» ACTIVITY: Lines holding the word "Lehrers" are the ones to copy from the data below.

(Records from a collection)
================================

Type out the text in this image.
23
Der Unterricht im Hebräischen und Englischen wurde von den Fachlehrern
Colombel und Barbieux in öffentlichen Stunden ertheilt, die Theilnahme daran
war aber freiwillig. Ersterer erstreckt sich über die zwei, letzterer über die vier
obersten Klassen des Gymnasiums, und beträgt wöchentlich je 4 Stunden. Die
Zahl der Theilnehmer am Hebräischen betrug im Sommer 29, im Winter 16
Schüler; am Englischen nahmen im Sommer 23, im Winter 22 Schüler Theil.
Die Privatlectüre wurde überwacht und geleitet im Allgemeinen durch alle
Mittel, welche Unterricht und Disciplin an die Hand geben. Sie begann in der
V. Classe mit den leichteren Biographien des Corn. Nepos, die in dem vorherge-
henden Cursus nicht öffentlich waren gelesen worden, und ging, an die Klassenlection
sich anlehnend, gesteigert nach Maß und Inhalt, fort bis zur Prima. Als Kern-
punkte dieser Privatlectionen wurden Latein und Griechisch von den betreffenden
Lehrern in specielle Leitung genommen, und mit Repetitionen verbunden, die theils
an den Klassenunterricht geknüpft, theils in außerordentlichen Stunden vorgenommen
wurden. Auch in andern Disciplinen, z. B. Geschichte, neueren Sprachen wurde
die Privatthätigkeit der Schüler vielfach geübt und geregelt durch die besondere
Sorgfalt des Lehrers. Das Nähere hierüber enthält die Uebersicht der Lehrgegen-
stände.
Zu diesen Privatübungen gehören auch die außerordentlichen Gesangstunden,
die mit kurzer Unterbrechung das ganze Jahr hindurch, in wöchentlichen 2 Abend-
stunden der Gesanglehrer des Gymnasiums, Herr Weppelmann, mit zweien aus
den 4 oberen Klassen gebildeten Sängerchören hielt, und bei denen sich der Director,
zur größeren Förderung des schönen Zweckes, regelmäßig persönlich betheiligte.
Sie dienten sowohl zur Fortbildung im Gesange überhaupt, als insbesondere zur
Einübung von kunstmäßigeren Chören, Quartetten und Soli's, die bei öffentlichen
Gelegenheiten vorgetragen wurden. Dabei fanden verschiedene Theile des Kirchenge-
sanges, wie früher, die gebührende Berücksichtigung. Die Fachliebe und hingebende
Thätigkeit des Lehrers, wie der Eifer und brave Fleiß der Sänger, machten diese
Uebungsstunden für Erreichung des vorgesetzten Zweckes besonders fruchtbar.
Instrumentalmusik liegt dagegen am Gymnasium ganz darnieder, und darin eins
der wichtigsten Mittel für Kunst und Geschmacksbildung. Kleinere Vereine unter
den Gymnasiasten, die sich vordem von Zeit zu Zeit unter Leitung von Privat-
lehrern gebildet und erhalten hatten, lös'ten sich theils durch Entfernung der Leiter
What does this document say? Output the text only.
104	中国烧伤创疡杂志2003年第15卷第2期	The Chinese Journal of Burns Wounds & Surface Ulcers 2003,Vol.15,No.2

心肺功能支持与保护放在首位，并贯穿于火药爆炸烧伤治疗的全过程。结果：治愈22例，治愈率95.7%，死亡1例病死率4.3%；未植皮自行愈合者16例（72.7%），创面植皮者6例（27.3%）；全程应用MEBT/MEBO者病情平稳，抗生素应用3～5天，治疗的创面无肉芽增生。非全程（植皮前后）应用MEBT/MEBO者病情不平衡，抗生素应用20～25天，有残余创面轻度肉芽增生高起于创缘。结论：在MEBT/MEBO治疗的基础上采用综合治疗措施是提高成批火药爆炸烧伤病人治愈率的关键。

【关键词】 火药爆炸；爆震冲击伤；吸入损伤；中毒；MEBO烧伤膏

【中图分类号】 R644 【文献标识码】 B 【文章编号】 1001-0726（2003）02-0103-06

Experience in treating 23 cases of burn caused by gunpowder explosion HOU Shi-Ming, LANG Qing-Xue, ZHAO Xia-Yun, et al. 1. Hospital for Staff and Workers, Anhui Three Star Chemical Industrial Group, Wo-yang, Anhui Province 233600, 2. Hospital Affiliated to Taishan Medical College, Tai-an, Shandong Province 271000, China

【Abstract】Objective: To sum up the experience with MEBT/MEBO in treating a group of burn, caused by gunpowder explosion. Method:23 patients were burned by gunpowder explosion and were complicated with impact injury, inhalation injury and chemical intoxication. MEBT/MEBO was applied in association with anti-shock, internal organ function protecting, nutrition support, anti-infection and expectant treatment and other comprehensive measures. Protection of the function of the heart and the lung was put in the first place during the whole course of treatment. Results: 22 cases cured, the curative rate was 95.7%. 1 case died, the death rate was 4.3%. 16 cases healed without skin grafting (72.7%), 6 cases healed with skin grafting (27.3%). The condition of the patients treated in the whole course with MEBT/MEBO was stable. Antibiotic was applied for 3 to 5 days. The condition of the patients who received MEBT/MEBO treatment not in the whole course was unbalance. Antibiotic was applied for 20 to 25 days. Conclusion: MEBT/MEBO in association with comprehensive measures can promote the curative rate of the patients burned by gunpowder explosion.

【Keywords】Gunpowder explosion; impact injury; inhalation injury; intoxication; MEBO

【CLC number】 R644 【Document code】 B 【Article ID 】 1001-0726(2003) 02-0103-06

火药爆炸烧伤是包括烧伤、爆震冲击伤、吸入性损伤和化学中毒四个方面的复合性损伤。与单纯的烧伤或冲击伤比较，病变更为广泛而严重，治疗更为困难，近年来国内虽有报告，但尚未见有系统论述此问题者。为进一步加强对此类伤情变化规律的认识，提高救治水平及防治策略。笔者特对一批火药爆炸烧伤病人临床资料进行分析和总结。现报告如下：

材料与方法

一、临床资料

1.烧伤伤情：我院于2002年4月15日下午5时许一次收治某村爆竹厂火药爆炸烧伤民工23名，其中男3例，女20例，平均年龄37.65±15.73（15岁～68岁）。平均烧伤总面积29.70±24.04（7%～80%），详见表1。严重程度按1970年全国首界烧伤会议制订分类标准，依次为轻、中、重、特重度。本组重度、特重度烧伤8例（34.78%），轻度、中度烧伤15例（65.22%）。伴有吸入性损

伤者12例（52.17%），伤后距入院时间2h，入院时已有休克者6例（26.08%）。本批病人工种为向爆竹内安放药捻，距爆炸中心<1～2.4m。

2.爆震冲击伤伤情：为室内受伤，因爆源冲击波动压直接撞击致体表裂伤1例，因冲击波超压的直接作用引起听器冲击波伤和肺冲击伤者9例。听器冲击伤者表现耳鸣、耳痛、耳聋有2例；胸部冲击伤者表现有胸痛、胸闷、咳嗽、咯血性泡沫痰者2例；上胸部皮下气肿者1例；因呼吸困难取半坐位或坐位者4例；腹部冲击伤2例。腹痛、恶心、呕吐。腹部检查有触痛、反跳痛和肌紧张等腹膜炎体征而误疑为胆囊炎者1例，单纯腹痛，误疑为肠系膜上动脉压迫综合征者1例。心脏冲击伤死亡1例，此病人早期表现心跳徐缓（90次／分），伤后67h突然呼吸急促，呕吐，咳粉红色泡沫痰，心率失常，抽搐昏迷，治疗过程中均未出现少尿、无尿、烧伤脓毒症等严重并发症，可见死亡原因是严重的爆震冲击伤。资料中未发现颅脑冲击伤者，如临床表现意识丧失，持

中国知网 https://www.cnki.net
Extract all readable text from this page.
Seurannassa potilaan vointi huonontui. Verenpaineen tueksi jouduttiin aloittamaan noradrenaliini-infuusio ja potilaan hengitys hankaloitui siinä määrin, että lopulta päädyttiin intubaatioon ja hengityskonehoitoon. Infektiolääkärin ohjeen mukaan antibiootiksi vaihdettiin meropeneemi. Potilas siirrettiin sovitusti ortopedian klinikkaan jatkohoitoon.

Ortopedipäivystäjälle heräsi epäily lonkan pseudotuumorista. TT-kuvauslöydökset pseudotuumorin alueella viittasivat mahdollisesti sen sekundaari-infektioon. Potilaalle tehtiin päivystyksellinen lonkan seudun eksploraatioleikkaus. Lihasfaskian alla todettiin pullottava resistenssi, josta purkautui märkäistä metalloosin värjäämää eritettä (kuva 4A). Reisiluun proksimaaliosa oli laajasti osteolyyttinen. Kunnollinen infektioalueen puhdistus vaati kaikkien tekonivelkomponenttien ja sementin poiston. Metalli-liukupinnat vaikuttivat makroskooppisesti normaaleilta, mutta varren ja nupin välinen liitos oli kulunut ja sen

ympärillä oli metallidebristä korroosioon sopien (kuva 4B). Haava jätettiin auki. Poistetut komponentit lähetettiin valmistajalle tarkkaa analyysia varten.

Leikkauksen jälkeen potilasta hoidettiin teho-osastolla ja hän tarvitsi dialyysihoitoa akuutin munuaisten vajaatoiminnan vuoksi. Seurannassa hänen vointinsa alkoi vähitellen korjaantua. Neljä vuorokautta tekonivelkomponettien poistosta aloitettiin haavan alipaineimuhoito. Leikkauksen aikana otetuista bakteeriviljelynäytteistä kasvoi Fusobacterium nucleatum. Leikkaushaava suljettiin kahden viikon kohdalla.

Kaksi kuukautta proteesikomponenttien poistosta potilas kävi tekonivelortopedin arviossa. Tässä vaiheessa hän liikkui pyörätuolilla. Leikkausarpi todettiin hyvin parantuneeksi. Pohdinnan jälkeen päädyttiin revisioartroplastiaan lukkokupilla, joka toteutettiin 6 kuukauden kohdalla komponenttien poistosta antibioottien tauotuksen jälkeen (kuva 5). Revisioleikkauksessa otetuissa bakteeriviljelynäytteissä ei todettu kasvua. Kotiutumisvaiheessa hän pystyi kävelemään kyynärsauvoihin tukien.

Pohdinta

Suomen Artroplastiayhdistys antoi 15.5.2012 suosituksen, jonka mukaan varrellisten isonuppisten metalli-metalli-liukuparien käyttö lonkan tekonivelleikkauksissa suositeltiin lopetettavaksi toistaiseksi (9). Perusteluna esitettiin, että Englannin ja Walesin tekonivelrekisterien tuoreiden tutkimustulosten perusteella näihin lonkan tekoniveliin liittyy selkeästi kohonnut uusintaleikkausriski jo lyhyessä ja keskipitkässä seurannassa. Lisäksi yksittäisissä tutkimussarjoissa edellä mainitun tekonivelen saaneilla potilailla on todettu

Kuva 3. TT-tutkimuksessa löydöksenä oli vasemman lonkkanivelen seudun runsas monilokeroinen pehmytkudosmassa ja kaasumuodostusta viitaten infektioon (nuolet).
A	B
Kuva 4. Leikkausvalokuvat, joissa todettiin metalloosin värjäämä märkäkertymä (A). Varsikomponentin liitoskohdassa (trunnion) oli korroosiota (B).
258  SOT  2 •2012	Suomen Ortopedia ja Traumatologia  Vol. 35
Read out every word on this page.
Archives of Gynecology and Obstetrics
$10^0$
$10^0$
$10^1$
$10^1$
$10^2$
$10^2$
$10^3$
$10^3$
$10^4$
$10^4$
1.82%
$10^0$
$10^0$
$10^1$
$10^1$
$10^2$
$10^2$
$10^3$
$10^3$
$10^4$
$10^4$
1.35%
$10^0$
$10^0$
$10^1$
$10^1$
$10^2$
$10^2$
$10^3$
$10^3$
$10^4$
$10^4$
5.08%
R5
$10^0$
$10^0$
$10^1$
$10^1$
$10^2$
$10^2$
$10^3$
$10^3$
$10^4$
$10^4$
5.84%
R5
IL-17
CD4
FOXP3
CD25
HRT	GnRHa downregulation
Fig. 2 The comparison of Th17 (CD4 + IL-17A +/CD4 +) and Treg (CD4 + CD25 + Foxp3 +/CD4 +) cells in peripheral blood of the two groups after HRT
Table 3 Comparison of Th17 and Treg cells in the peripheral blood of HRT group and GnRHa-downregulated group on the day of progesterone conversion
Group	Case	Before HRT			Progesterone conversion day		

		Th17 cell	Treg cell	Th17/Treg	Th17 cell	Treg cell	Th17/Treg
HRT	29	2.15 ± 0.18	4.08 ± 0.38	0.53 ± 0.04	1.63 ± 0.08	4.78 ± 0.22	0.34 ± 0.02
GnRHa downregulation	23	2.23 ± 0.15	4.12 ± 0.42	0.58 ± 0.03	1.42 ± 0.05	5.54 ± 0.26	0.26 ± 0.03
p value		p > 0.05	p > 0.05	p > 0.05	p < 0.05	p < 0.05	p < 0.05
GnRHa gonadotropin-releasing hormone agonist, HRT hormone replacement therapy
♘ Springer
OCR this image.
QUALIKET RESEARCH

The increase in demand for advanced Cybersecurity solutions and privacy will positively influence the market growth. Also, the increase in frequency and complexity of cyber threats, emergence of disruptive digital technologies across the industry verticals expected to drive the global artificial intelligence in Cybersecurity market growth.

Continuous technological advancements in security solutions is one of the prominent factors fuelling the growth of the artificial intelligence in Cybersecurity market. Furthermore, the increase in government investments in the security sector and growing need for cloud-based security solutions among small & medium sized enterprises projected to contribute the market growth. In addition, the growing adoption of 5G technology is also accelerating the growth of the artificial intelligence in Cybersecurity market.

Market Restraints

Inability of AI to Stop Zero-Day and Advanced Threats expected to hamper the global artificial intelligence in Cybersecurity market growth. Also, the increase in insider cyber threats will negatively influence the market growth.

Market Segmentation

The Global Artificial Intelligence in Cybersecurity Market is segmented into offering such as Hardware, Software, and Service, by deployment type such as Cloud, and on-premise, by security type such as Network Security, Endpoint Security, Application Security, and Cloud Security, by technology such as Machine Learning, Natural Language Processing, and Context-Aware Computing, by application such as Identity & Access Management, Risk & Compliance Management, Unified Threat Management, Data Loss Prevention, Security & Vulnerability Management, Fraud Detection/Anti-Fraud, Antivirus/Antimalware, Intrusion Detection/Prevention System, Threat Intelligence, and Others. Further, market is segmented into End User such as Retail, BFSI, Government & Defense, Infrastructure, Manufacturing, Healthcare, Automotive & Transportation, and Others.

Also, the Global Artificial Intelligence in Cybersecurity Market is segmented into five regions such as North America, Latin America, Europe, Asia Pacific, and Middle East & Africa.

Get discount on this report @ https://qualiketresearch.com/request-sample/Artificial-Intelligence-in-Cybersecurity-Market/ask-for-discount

================================

» SOLUTION TO THE PROBLEM:
Sorgfalt des Lehrers. Das Nähere hierüber enthält die Uebersicht der Lehrgegen-
Thätigkeit des Lehrers, wie der Eifer und brave Fleiß der Sänger, machten diese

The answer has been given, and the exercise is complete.